> **Task details**
Restate, word for word, every line of the data.

====================

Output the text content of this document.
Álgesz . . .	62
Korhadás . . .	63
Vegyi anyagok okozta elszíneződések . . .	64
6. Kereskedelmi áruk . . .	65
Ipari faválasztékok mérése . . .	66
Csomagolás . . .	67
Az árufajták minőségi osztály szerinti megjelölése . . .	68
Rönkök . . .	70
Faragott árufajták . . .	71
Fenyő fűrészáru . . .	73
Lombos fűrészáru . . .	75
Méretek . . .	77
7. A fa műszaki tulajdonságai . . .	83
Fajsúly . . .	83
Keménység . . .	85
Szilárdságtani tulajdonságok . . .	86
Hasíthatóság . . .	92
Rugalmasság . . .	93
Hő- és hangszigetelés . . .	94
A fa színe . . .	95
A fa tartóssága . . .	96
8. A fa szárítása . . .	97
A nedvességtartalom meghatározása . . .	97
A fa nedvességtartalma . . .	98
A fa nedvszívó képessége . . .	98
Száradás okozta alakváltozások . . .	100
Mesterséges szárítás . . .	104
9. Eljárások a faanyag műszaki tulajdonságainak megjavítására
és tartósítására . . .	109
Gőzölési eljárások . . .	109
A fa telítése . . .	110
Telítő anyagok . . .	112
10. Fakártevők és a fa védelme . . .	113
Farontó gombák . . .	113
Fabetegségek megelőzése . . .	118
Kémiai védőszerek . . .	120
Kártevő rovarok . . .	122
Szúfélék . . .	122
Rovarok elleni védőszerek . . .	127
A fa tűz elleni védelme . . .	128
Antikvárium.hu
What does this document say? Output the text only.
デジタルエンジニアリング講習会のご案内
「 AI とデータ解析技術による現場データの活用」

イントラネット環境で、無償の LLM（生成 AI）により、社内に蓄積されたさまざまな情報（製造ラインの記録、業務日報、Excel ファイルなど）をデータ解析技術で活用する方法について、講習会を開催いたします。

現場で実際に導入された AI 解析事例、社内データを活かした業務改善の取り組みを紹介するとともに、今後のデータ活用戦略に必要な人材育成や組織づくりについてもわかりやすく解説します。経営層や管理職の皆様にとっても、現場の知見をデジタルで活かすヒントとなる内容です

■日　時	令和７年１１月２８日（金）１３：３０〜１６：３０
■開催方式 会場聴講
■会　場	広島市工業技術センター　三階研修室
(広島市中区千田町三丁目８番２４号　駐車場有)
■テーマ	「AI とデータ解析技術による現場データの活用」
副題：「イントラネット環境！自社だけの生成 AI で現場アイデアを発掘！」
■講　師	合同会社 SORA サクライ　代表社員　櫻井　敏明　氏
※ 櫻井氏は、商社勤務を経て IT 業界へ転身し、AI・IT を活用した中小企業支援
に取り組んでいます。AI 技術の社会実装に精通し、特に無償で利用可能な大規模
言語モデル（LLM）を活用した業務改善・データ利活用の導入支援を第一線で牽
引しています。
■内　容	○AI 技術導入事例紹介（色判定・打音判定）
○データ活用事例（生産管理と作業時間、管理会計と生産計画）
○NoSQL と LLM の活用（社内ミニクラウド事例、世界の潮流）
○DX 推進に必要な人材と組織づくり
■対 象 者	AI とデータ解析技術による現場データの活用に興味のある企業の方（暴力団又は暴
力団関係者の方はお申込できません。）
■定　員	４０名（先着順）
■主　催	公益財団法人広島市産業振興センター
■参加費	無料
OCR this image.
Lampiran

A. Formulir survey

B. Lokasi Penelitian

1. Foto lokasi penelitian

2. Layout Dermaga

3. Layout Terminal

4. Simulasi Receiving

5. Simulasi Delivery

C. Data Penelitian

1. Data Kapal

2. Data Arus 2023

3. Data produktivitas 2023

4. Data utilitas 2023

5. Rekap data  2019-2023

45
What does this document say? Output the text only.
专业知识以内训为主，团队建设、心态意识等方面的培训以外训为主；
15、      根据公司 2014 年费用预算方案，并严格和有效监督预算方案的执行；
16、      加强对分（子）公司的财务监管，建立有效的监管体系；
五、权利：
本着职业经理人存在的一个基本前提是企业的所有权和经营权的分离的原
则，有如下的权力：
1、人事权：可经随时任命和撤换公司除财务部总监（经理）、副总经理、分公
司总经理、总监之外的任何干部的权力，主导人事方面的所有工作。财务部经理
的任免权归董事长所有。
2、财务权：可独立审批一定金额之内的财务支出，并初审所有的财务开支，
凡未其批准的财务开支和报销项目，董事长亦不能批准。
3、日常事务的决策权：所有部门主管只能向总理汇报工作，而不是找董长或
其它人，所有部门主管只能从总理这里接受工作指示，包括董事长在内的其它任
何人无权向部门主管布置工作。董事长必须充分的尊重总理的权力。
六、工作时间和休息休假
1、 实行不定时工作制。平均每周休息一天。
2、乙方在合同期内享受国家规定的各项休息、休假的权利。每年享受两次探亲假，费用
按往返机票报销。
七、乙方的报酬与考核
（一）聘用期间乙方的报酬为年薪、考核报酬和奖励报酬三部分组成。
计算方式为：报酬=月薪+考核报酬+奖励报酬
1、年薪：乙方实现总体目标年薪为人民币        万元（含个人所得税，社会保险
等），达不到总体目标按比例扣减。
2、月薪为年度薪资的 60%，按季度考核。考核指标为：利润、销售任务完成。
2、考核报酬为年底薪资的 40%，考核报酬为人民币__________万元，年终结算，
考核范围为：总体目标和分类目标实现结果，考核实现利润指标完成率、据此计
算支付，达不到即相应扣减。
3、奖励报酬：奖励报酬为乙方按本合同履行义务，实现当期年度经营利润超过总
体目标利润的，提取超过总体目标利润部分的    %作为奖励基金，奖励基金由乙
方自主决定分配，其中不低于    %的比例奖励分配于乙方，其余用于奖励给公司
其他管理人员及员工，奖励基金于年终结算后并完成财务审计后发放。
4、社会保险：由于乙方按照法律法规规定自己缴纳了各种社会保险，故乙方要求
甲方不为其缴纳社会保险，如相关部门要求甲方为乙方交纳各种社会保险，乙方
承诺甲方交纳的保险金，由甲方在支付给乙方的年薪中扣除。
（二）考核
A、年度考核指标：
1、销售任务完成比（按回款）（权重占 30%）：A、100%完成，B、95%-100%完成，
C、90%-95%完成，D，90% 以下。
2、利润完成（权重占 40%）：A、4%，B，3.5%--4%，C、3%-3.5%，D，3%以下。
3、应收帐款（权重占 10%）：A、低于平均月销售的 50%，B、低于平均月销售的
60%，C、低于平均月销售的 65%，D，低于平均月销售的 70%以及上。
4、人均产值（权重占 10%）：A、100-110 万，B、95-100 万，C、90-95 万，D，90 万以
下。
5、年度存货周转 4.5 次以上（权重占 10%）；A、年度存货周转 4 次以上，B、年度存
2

====================

> **Result of the task**
Output the text content of this document.
Álgesz . . .	62
Korhadás . . .	63
Vegyi anyagok okozta elszíneződések . . .	64
6. Kereskedelmi áruk . . .	65
Ipari faválasztékok mérése . . .	66
Csomagolás . . .	67
Az árufajták minőségi osztály szerinti megjelölése . . .	68
Rönkök . . .	70
Faragott árufajták . . .	71
Fenyő fűrészáru . . .	73
Lombos fűrészáru . . .	75
Méretek . . .	77
7. A fa műszaki tulajdonságai . . .	83
Fajsúly . . .	83
Keménység . . .	85
Szilárdságtani tulajdonságok . . .	86
Hasíthatóság . . .	92
Rugalmasság . . .	93
Hő- és hangszigetelés . . .	94
A fa színe . . .	95
A fa tartóssága . . .	96
8. A fa szárítása . . .	97
A nedvességtartalom meghatározása . . .	97
A fa nedvességtartalma . . .	98
A fa nedvszívó képessége . . .	98
Száradás okozta alakváltozások . . .	100
Mesterséges szárítás . . .	104
9. Eljárások a faanyag műszaki tulajdonságainak megjavítására
és tartósítására . . .	109
Gőzölési eljárások . . .	109
A fa telítése . . .	110
Telítő anyagok . . .	112
10. Fakártevők és a fa védelme . . .	113
Farontó gombák . . .	113
Fabetegségek megelőzése . . .	118
Kémiai védőszerek . . .	120
Kártevő rovarok . . .	122
Szúfélék . . .	122
Rovarok elleni védőszerek . . .	127
A fa tűz elleni védelme . . .	128
Antikvárium.hu
What does this document say? Output the text only.
デジタルエンジニアリング講習会のご案内
「 AI とデータ解析技術による現場データの活用」

イントラネット環境で、無償の LLM（生成 AI）により、社内に蓄積されたさまざまな情報（製造ラインの記録、業務日報、Excel ファイルなど）をデータ解析技術で活用する方法について、講習会を開催いたします。

現場で実際に導入された AI 解析事例、社内データを活かした業務改善の取り組みを紹介するとともに、今後のデータ活用戦略に必要な人材育成や組織づくりについてもわかりやすく解説します。経営層や管理職の皆様にとっても、現場の知見をデジタルで活かすヒントとなる内容です

■日　時	令和７年１１月２８日（金）１３：３０〜１６：３０
■開催方式 会場聴講
■会　場	広島市工業技術センター　三階研修室
(広島市中区千田町三丁目８番２４号　駐車場有)
■テーマ	「AI とデータ解析技術による現場データの活用」
副題：「イントラネット環境！自社だけの生成 AI で現場アイデアを発掘！」
■講　師	合同会社 SORA サクライ　代表社員　櫻井　敏明　氏
※ 櫻井氏は、商社勤務を経て IT 業界へ転身し、AI・IT を活用した中小企業支援
に取り組んでいます。AI 技術の社会実装に精通し、特に無償で利用可能な大規模
言語モデル（LLM）を活用した業務改善・データ利活用の導入支援を第一線で牽
引しています。
■内　容	○AI 技術導入事例紹介（色判定・打音判定）
○データ活用事例（生産管理と作業時間、管理会計と生産計画）
○NoSQL と LLM の活用（社内ミニクラウド事例、世界の潮流）
○DX 推進に必要な人材と組織づくり
■対 象 者	AI とデータ解析技術による現場データの活用に興味のある企業の方（暴力団又は暴
力団関係者の方はお申込できません。）
■定　員	４０名（先着順）
■主　催	公益財団法人広島市産業振興センター
■参加費	無料
OCR this image.
Lampiran

A. Formulir survey

B. Lokasi Penelitian

1. Foto lokasi penelitian

2. Layout Dermaga

3. Layout Terminal

4. Simulasi Receiving

5. Simulasi Delivery

C. Data Penelitian

1. Data Kapal

2. Data Arus 2023

3. Data produktivitas 2023

4. Data utilitas 2023

5. Rekap data  2019-2023

45
What does this document say? Output the text only.
专业知识以内训为主，团队建设、心态意识等方面的培训以外训为主；
15、      根据公司 2014 年费用预算方案，并严格和有效监督预算方案的执行；
16、      加强对分（子）公司的财务监管，建立有效的监管体系；
五、权利：
本着职业经理人存在的一个基本前提是企业的所有权和经营权的分离的原
则，有如下的权力：
1、人事权：可经随时任命和撤换公司除财务部总监（经理）、副总经理、分公
司总经理、总监之外的任何干部的权力，主导人事方面的所有工作。财务部经理
的任免权归董事长所有。
2、财务权：可独立审批一定金额之内的财务支出，并初审所有的财务开支，
凡未其批准的财务开支和报销项目，董事长亦不能批准。
3、日常事务的决策权：所有部门主管只能向总理汇报工作，而不是找董长或
其它人，所有部门主管只能从总理这里接受工作指示，包括董事长在内的其它任
何人无权向部门主管布置工作。董事长必须充分的尊重总理的权力。
六、工作时间和休息休假
1、 实行不定时工作制。平均每周休息一天。
2、乙方在合同期内享受国家规定的各项休息、休假的权利。每年享受两次探亲假，费用
按往返机票报销。
七、乙方的报酬与考核
（一）聘用期间乙方的报酬为年薪、考核报酬和奖励报酬三部分组成。
计算方式为：报酬=月薪+考核报酬+奖励报酬
1、年薪：乙方实现总体目标年薪为人民币        万元（含个人所得税，社会保险
等），达不到总体目标按比例扣减。
2、月薪为年度薪资的 60%，按季度考核。考核指标为：利润、销售任务完成。
2、考核报酬为年底薪资的 40%，考核报酬为人民币__________万元，年终结算，
考核范围为：总体目标和分类目标实现结果，考核实现利润指标完成率、据此计
算支付，达不到即相应扣减。
3、奖励报酬：奖励报酬为乙方按本合同履行义务，实现当期年度经营利润超过总
体目标利润的，提取超过总体目标利润部分的    %作为奖励基金，奖励基金由乙
方自主决定分配，其中不低于    %的比例奖励分配于乙方，其余用于奖励给公司
其他管理人员及员工，奖励基金于年终结算后并完成财务审计后发放。
4、社会保险：由于乙方按照法律法规规定自己缴纳了各种社会保险，故乙方要求
甲方不为其缴纳社会保险，如相关部门要求甲方为乙方交纳各种社会保险，乙方
承诺甲方交纳的保险金，由甲方在支付给乙方的年薪中扣除。
（二）考核
A、年度考核指标：
1、销售任务完成比（按回款）（权重占 30%）：A、100%完成，B、95%-100%完成，
C、90%-95%完成，D，90% 以下。
2、利润完成（权重占 40%）：A、4%，B，3.5%--4%，C、3%-3.5%，D，3%以下。
3、应收帐款（权重占 10%）：A、低于平均月销售的 50%，B、低于平均月销售的
60%，C、低于平均月销售的 65%，D，低于平均月销售的 70%以及上。
4、人均产值（权重占 10%）：A、100-110 万，B、95-100 万，C、90-95 万，D，90 万以
下。
5、年度存货周转 4.5 次以上（权重占 10%）；A、年度存货周转 4 次以上，B、年度存
2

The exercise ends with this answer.